### INPUT DATA:
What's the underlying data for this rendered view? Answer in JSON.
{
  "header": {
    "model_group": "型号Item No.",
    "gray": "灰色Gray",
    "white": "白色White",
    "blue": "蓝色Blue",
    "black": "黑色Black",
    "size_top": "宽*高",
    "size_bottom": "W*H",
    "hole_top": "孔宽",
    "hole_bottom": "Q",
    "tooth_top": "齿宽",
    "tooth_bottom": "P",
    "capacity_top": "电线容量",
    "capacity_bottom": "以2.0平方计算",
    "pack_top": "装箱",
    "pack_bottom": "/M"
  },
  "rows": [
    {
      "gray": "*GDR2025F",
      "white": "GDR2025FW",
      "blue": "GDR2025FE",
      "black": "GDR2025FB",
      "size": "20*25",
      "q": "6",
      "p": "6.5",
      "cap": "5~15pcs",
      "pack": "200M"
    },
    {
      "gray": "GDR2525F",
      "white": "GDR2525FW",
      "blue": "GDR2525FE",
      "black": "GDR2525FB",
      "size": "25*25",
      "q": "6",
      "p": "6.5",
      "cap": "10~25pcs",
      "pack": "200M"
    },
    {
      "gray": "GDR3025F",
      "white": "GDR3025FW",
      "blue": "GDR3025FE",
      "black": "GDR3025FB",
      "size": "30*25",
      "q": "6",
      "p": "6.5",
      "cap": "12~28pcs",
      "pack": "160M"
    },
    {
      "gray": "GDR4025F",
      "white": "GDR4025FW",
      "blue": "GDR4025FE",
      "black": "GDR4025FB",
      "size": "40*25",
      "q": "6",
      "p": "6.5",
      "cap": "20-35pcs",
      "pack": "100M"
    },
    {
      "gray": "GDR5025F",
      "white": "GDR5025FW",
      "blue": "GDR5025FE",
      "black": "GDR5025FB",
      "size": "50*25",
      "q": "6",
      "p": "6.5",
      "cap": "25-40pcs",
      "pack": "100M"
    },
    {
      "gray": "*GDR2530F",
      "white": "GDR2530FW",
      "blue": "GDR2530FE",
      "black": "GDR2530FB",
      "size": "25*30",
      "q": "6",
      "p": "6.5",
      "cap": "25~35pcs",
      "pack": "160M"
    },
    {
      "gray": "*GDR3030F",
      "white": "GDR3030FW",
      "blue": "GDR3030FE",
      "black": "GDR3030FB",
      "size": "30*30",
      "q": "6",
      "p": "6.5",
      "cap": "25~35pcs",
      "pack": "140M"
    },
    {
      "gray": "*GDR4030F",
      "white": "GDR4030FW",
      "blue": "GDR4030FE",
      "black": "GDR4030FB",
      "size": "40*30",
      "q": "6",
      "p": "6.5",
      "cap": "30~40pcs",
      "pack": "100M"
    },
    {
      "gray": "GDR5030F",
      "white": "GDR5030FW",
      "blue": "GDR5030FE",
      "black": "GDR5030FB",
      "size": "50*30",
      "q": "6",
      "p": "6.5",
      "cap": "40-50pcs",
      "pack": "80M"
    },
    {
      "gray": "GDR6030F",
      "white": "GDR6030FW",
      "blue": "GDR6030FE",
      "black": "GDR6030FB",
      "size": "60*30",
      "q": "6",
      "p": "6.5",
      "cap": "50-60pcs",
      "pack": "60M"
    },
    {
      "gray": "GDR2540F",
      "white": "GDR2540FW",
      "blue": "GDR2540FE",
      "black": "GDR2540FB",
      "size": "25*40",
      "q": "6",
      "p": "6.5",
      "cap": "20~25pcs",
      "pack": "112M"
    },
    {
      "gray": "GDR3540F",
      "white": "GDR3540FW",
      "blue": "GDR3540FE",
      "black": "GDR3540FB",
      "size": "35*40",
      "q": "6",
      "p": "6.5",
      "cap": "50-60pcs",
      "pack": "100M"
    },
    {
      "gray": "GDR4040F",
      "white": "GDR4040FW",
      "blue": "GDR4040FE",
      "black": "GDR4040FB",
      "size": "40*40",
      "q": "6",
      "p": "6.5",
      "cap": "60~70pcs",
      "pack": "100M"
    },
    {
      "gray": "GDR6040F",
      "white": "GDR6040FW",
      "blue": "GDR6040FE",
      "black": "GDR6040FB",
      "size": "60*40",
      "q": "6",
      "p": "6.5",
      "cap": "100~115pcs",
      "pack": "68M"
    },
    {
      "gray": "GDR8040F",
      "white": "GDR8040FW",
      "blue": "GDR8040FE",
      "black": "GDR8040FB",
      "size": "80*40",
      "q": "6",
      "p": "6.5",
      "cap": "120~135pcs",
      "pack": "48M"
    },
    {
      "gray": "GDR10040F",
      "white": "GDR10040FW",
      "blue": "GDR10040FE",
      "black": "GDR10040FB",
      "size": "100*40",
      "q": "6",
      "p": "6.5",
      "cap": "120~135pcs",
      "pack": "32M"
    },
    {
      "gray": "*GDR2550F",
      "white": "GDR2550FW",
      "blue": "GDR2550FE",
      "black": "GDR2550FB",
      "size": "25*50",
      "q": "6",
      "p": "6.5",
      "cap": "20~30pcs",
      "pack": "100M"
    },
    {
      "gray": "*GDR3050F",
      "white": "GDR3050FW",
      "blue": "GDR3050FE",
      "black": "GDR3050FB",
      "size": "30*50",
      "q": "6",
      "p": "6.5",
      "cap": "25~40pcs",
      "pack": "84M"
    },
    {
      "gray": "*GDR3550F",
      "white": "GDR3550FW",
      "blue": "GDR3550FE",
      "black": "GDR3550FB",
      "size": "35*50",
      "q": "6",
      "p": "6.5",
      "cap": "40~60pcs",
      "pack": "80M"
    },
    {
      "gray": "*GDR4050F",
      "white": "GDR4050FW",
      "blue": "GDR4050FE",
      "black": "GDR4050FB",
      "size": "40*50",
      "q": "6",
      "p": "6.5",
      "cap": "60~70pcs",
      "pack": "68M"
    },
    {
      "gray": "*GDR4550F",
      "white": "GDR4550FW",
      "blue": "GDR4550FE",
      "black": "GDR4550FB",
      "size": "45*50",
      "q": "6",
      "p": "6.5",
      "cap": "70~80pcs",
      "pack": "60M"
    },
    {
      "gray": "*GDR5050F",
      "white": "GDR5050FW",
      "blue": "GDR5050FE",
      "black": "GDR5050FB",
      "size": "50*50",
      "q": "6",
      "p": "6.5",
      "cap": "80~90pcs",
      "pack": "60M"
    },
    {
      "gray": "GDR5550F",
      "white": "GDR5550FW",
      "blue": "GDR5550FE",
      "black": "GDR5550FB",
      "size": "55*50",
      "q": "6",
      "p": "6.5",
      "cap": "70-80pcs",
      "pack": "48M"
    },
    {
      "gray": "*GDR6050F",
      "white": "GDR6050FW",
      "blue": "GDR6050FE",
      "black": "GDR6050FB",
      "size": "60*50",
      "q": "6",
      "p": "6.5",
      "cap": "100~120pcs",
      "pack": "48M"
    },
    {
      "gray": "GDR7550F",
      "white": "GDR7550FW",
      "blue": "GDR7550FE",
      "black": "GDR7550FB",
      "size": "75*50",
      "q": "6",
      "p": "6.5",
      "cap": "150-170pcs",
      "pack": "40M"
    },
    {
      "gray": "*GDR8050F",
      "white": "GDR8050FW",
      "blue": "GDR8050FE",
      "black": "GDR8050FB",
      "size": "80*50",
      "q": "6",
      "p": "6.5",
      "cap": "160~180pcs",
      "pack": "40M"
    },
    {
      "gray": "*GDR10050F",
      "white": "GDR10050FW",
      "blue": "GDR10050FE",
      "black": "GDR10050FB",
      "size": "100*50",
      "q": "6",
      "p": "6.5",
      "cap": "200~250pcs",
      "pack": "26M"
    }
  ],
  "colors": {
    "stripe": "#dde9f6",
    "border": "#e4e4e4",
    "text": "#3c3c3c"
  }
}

### WORK TO COMPLETE:
Every entry should be output exactly as written, please.

### RESULT OF THE TASK:
What's the underlying data for this rendered view? Answer in JSON.
{
  "header": {
    "model_group": "型号Item No.",
    "gray": "灰色Gray",
    "white": "白色White",
    "blue": "蓝色Blue",
    "black": "黑色Black",
    "size_top": "宽*高",
    "size_bottom": "W*H",
    "hole_top": "孔宽",
    "hole_bottom": "Q",
    "tooth_top": "齿宽",
    "tooth_bottom": "P",
    "capacity_top": "电线容量",
    "capacity_bottom": "以2.0平方计算",
    "pack_top": "装箱",
    "pack_bottom": "/M"
  },
  "rows": [
    {
      "gray": "*GDR2025F",
      "white": "GDR2025FW",
      "blue": "GDR2025FE",
      "black": "GDR2025FB",
      "size": "20*25",
      "q": "6",
      "p": "6.5",
      "cap": "5~15pcs",
      "pack": "200M"
    },
    {
      "gray": "GDR2525F",
      "white": "GDR2525FW",
      "blue": "GDR2525FE",
      "black": "GDR2525FB",
      "size": "25*25",
      "q": "6",
      "p": "6.5",
      "cap": "10~25pcs",
      "pack": "200M"
    },
    {
      "gray": "GDR3025F",
      "white": "GDR3025FW",
      "blue": "GDR3025FE",
      "black": "GDR3025FB",
      "size": "30*25",
      "q": "6",
      "p": "6.5",
      "cap": "12~28pcs",
      "pack": "160M"
    },
    {
      "gray": "GDR4025F",
      "white": "GDR4025FW",
      "blue": "GDR4025FE",
      "black": "GDR4025FB",
      "size": "40*25",
      "q": "6",
      "p": "6.5",
      "cap": "20-35pcs",
      "pack": "100M"
    },
    {
      "gray": "GDR5025F",
      "white": "GDR5025FW",
      "blue": "GDR5025FE",
      "black": "GDR5025FB",
      "size": "50*25",
      "q": "6",
      "p": "6.5",
      "cap": "25-40pcs",
      "pack": "100M"
    },
    {
      "gray": "*GDR2530F",
      "white": "GDR2530FW",
      "blue": "GDR2530FE",
      "black": "GDR2530FB",
      "size": "25*30",
      "q": "6",
      "p": "6.5",
      "cap": "25~35pcs",
      "pack": "160M"
    },
    {
      "gray": "*GDR3030F",
      "white": "GDR3030FW",
      "blue": "GDR3030FE",
      "black": "GDR3030FB",
      "size": "30*30",
      "q": "6",
      "p": "6.5",
      "cap": "25~35pcs",
      "pack": "140M"
    },
    {
      "gray": "*GDR4030F",
      "white": "GDR4030FW",
      "blue": "GDR4030FE",
      "black": "GDR4030FB",
      "size": "40*30",
      "q": "6",
      "p": "6.5",
      "cap": "30~40pcs",
      "pack": "100M"
    },
    {
      "gray": "GDR5030F",
      "white": "GDR5030FW",
      "blue": "GDR5030FE",
      "black": "GDR5030FB",
      "size": "50*30",
      "q": "6",
      "p": "6.5",
      "cap": "40-50pcs",
      "pack": "80M"
    },
    {
      "gray": "GDR6030F",
      "white": "GDR6030FW",
      "blue": "GDR6030FE",
      "black": "GDR6030FB",
      "size": "60*30",
      "q": "6",
      "p": "6.5",
      "cap": "50-60pcs",
      "pack": "60M"
    },
    {
      "gray": "GDR2540F",
      "white": "GDR2540FW",
      "blue": "GDR2540FE",
      "black": "GDR2540FB",
      "size": "25*40",
      "q": "6",
      "p": "6.5",
      "cap": "20~25pcs",
      "pack": "112M"
    },
    {
      "gray": "GDR3540F",
      "white": "GDR3540FW",
      "blue": "GDR3540FE",
      "black": "GDR3540FB",
      "size": "35*40",
      "q": "6",
      "p": "6.5",
      "cap": "50-60pcs",
      "pack": "100M"
    },
    {
      "gray": "GDR4040F",
      "white": "GDR4040FW",
      "blue": "GDR4040FE",
      "black": "GDR4040FB",
      "size": "40*40",
      "q": "6",
      "p": "6.5",
      "cap": "60~70pcs",
      "pack": "100M"
    },
    {
      "gray": "GDR6040F",
      "white": "GDR6040FW",
      "blue": "GDR6040FE",
      "black": "GDR6040FB",
      "size": "60*40",
      "q": "6",
      "p": "6.5",
      "cap": "100~115pcs",
      "pack": "68M"
    },
    {
      "gray": "GDR8040F",
      "white": "GDR8040FW",
      "blue": "GDR8040FE",
      "black": "GDR8040FB",
      "size": "80*40",
      "q": "6",
      "p": "6.5",
      "cap": "120~135pcs",
      "pack": "48M"
    },
    {
      "gray": "GDR10040F",
      "white": "GDR10040FW",
      "blue": "GDR10040FE",
      "black": "GDR10040FB",
      "size": "100*40",
      "q": "6",
      "p": "6.5",
      "cap": "120~135pcs",
      "pack": "32M"
    },
    {
      "gray": "*GDR2550F",
      "white": "GDR2550FW",
      "blue": "GDR2550FE",
      "black": "GDR2550FB",
      "size": "25*50",
      "q": "6",
      "p": "6.5",
      "cap": "20~30pcs",
      "pack": "100M"
    },
    {
      "gray": "*GDR3050F",
      "white": "GDR3050FW",
      "blue": "GDR3050FE",
      "black": "GDR3050FB",
      "size": "30*50",
      "q": "6",
      "p": "6.5",
      "cap": "25~40pcs",
      "pack": "84M"
    },
    {
      "gray": "*GDR3550F",
      "white": "GDR3550FW",
      "blue": "GDR3550FE",
      "black": "GDR3550FB",
      "size": "35*50",
      "q": "6",
      "p": "6.5",
      "cap": "40~60pcs",
      "pack": "80M"
    },
    {
      "gray": "*GDR4050F",
      "white": "GDR4050FW",
      "blue": "GDR4050FE",
      "black": "GDR4050FB",
      "size": "40*50",
      "q": "6",
      "p": "6.5",
      "cap": "60~70pcs",
      "pack": "68M"
    },
    {
      "gray": "*GDR4550F",
      "white": "GDR4550FW",
      "blue": "GDR4550FE",
      "black": "GDR4550FB",
      "size": "45*50",
      "q": "6",
      "p": "6.5",
      "cap": "70~80pcs",
      "pack": "60M"
    },
    {
      "gray": "*GDR5050F",
      "white": "GDR5050FW",
      "blue": "GDR5050FE",
      "black": "GDR5050FB",
      "size": "50*50",
      "q": "6",
      "p": "6.5",
      "cap": "80~90pcs",
      "pack": "60M"
    },
    {
      "gray": "GDR5550F",
      "white": "GDR5550FW",
      "blue": "GDR5550FE",
      "black": "GDR5550FB",
      "size": "55*50",
      "q": "6",
      "p": "6.5",
      "cap": "70-80pcs",
      "pack": "48M"
    },
    {
      "gray": "*GDR6050F",
      "white": "GDR6050FW",
      "blue": "GDR6050FE",
      "black": "GDR6050FB",
      "size": "60*50",
      "q": "6",
      "p": "6.5",
      "cap": "100~120pcs",
      "pack": "48M"
    },
    {
      "gray": "GDR7550F",
      "white": "GDR7550FW",
      "blue": "GDR7550FE",
      "black": "GDR7550FB",
      "size": "75*50",
      "q": "6",
      "p": "6.5",
      "cap": "150-170pcs",
      "pack": "40M"
    },
    {
      "gray": "*GDR8050F",
      "white": "GDR8050FW",
      "blue": "GDR8050FE",
      "black": "GDR8050FB",
      "size": "80*50",
      "q": "6",
      "p": "6.5",
      "cap": "160~180pcs",
      "pack": "40M"
    },
    {
      "gray": "*GDR10050F",
      "white": "GDR10050FW",
      "blue": "GDR10050FE",
      "black": "GDR10050FB",
      "size": "100*50",
      "q": "6",
      "p": "6.5",
      "cap": "200~250pcs",
      "pack": "26M"
    }
  ],
  "colors": {
    "stripe": "#dde9f6",
    "border": "#e4e4e4",
    "text": "#3c3c3c"
  }
}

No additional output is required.